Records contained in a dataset
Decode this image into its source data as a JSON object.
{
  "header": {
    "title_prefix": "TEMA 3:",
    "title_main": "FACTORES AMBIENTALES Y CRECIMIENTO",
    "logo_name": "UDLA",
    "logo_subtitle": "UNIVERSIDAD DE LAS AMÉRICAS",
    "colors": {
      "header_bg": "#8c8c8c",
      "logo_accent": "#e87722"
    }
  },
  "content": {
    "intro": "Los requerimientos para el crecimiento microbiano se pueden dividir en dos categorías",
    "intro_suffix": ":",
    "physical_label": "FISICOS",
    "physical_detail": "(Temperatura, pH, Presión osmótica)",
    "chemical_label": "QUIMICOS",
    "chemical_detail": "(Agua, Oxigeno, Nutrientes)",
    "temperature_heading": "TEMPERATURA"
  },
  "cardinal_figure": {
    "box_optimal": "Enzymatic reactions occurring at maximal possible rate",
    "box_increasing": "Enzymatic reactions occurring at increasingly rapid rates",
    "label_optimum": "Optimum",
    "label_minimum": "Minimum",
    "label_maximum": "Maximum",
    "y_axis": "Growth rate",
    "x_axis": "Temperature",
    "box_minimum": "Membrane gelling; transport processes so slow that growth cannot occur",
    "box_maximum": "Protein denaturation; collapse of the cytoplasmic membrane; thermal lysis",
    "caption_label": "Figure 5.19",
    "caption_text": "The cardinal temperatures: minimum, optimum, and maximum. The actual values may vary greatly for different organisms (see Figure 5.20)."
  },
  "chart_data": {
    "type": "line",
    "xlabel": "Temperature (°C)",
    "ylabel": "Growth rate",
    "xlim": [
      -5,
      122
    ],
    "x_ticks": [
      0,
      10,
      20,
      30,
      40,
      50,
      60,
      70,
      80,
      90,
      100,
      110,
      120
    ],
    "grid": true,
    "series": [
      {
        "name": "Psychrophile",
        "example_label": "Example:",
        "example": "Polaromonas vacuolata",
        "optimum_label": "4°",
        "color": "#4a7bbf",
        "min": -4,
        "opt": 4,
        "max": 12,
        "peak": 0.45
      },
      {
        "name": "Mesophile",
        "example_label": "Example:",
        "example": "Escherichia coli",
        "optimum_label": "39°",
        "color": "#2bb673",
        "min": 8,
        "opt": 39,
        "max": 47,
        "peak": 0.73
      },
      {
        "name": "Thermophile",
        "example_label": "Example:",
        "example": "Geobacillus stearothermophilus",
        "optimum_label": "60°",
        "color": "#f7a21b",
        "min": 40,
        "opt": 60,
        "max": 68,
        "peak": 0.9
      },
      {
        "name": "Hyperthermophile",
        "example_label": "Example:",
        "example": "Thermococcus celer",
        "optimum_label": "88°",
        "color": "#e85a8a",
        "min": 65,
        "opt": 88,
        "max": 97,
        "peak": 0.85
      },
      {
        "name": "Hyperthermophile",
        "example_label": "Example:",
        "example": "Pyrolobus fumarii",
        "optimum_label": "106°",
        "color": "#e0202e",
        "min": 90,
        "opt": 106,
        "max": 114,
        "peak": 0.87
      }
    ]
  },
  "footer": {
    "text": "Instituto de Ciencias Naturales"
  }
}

Your assignment: Retype each record. Keep every character as it is.

Task answer:
Decode this image into its source data as a JSON object.
{
  "header": {
    "title_prefix": "TEMA 3:",
    "title_main": "FACTORES AMBIENTALES Y CRECIMIENTO",
    "logo_name": "UDLA",
    "logo_subtitle": "UNIVERSIDAD DE LAS AMÉRICAS",
    "colors": {
      "header_bg": "#8c8c8c",
      "logo_accent": "#e87722"
    }
  },
  "content": {
    "intro": "Los requerimientos para el crecimiento microbiano se pueden dividir en dos categorías",
    "intro_suffix": ":",
    "physical_label": "FISICOS",
    "physical_detail": "(Temperatura, pH, Presión osmótica)",
    "chemical_label": "QUIMICOS",
    "chemical_detail": "(Agua, Oxigeno, Nutrientes)",
    "temperature_heading": "TEMPERATURA"
  },
  "cardinal_figure": {
    "box_optimal": "Enzymatic reactions occurring at maximal possible rate",
    "box_increasing": "Enzymatic reactions occurring at increasingly rapid rates",
    "label_optimum": "Optimum",
    "label_minimum": "Minimum",
    "label_maximum": "Maximum",
    "y_axis": "Growth rate",
    "x_axis": "Temperature",
    "box_minimum": "Membrane gelling; transport processes so slow that growth cannot occur",
    "box_maximum": "Protein denaturation; collapse of the cytoplasmic membrane; thermal lysis",
    "caption_label": "Figure 5.19",
    "caption_text": "The cardinal temperatures: minimum, optimum, and maximum. The actual values may vary greatly for different organisms (see Figure 5.20)."
  },
  "chart_data": {
    "type": "line",
    "xlabel": "Temperature (°C)",
    "ylabel": "Growth rate",
    "xlim": [
      -5,
      122
    ],
    "x_ticks": [
      0,
      10,
      20,
      30,
      40,
      50,
      60,
      70,
      80,
      90,
      100,
      110,
      120
    ],
    "grid": true,
    "series": [
      {
        "name": "Psychrophile",
        "example_label": "Example:",
        "example": "Polaromonas vacuolata",
        "optimum_label": "4°",
        "color": "#4a7bbf",
        "min": -4,
        "opt": 4,
        "max": 12,
        "peak": 0.45
      },
      {
        "name": "Mesophile",
        "example_label": "Example:",
        "example": "Escherichia coli",
        "optimum_label": "39°",
        "color": "#2bb673",
        "min": 8,
        "opt": 39,
        "max": 47,
        "peak": 0.73
      },
      {
        "name": "Thermophile",
        "example_label": "Example:",
        "example": "Geobacillus stearothermophilus",
        "optimum_label": "60°",
        "color": "#f7a21b",
        "min": 40,
        "opt": 60,
        "max": 68,
        "peak": 0.9
      },
      {
        "name": "Hyperthermophile",
        "example_label": "Example:",
        "example": "Thermococcus celer",
        "optimum_label": "88°",
        "color": "#e85a8a",
        "min": 65,
        "opt": 88,
        "max": 97,
        "peak": 0.85
      },
      {
        "name": "Hyperthermophile",
        "example_label": "Example:",
        "example": "Pyrolobus fumarii",
        "optimum_label": "106°",
        "color": "#e0202e",
        "min": 90,
        "opt": 106,
        "max": 114,
        "peak": 0.87
      }
    ]
  },
  "footer": {
    "text": "Instituto de Ciencias Naturales"
  }
}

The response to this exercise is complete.